## TASK DESCRIPTION
Give the number of lines in the listing below that include the word "钢桩施工记录", with nothing more.

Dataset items
☆ ☆ ☆ ☆ ☆ ☆ ☆

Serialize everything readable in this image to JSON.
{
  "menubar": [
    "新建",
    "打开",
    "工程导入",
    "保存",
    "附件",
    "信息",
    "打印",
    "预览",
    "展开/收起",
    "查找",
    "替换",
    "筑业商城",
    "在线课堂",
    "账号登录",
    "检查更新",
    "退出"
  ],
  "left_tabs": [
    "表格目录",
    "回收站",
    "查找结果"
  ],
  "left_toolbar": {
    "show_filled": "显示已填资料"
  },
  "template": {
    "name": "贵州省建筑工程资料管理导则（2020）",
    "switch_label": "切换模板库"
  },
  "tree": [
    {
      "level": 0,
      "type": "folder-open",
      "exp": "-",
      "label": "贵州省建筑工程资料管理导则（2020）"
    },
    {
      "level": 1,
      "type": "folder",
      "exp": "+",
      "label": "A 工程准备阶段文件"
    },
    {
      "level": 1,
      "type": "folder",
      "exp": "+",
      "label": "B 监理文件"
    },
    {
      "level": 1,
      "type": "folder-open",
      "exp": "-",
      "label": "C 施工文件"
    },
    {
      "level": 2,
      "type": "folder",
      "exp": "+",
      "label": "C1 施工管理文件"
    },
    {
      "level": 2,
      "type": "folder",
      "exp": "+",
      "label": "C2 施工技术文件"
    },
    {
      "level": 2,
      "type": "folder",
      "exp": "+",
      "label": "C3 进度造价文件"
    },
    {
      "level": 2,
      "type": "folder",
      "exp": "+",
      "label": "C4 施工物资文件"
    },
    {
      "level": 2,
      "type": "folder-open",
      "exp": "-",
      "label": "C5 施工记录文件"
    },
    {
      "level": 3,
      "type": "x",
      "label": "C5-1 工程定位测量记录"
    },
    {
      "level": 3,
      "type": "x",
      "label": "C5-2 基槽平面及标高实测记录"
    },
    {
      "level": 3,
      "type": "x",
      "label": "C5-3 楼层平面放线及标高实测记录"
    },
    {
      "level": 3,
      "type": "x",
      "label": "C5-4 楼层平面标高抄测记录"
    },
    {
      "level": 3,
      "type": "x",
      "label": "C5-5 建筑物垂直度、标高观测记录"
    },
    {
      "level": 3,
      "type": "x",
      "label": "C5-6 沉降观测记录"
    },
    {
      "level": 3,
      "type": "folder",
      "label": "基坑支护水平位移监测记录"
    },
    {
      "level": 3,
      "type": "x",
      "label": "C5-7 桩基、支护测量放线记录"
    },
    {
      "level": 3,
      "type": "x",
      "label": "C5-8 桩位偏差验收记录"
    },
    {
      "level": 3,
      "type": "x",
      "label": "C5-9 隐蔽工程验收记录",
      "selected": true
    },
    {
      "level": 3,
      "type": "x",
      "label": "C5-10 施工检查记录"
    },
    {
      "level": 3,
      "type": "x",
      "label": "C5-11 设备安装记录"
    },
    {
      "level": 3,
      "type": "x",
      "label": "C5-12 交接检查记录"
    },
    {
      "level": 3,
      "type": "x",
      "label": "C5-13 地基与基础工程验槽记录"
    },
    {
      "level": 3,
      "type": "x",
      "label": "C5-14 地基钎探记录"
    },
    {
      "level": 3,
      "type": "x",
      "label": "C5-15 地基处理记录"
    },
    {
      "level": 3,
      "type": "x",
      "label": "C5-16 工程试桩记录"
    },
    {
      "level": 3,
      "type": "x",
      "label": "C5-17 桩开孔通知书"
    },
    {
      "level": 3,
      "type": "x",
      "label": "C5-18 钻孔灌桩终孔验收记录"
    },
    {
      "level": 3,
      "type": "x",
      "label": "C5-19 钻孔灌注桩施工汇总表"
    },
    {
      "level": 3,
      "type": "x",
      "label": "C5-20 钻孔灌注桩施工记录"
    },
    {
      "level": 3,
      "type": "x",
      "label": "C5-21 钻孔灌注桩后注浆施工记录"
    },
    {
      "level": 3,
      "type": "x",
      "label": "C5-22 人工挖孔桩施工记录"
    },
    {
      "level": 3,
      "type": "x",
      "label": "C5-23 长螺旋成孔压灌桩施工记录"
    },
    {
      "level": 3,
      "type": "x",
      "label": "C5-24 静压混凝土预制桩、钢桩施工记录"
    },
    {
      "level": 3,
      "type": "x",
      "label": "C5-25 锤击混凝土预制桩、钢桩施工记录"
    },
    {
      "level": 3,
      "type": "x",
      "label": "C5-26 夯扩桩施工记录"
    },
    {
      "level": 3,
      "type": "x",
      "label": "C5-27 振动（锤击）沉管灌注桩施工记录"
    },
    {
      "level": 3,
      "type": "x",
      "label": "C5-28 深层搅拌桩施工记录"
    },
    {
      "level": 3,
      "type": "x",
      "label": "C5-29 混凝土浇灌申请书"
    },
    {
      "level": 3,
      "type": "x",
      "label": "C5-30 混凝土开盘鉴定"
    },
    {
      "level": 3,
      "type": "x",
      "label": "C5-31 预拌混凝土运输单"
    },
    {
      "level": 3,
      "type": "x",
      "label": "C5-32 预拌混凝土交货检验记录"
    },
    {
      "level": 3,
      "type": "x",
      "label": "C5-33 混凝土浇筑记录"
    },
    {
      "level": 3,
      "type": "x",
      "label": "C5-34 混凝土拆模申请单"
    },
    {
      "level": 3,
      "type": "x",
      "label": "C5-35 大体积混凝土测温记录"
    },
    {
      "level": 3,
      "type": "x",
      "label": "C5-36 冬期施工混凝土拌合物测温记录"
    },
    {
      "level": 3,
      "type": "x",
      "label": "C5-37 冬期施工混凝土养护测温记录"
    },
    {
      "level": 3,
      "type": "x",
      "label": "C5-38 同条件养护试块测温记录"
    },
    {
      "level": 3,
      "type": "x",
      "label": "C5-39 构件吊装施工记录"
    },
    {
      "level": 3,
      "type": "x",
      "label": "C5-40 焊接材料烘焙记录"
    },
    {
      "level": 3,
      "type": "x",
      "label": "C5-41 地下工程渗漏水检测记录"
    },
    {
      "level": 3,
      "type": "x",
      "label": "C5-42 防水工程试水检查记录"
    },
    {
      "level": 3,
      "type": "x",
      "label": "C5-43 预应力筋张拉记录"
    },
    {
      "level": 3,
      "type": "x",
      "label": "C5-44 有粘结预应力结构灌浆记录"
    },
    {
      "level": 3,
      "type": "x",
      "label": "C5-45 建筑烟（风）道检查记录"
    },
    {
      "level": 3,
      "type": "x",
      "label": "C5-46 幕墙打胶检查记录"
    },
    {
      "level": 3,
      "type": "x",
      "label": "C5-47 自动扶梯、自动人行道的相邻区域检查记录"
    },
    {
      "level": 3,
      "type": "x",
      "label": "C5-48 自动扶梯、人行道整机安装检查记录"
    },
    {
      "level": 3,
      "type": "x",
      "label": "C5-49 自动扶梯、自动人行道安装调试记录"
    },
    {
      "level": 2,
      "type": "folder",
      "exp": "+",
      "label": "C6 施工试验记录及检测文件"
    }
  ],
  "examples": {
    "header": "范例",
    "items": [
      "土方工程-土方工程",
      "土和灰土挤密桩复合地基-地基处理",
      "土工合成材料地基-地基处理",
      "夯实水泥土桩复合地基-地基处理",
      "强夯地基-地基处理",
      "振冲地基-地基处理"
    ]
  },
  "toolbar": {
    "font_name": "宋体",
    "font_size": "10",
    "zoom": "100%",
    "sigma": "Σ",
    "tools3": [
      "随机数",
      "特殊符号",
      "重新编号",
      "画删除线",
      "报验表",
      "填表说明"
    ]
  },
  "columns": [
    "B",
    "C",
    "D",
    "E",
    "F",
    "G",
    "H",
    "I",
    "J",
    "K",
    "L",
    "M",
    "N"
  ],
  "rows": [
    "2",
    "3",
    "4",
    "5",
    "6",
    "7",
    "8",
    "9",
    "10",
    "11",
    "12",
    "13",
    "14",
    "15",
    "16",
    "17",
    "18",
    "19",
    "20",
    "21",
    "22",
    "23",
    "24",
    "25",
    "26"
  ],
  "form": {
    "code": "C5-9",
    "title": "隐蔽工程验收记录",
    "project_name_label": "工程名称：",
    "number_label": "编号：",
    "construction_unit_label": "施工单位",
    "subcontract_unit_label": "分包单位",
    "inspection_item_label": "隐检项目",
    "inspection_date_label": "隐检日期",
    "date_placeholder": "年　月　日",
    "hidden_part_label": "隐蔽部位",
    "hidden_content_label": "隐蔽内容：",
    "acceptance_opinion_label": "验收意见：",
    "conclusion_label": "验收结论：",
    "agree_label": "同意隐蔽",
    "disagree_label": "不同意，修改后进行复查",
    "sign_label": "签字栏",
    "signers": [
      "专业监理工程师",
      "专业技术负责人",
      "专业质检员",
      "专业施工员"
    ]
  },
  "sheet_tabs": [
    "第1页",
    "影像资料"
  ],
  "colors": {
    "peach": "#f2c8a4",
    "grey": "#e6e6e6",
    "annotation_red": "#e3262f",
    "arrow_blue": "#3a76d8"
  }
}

☆ ☆ ☆ ☆ ☆ ☆ ☆

## COMPLETE ANSWER
2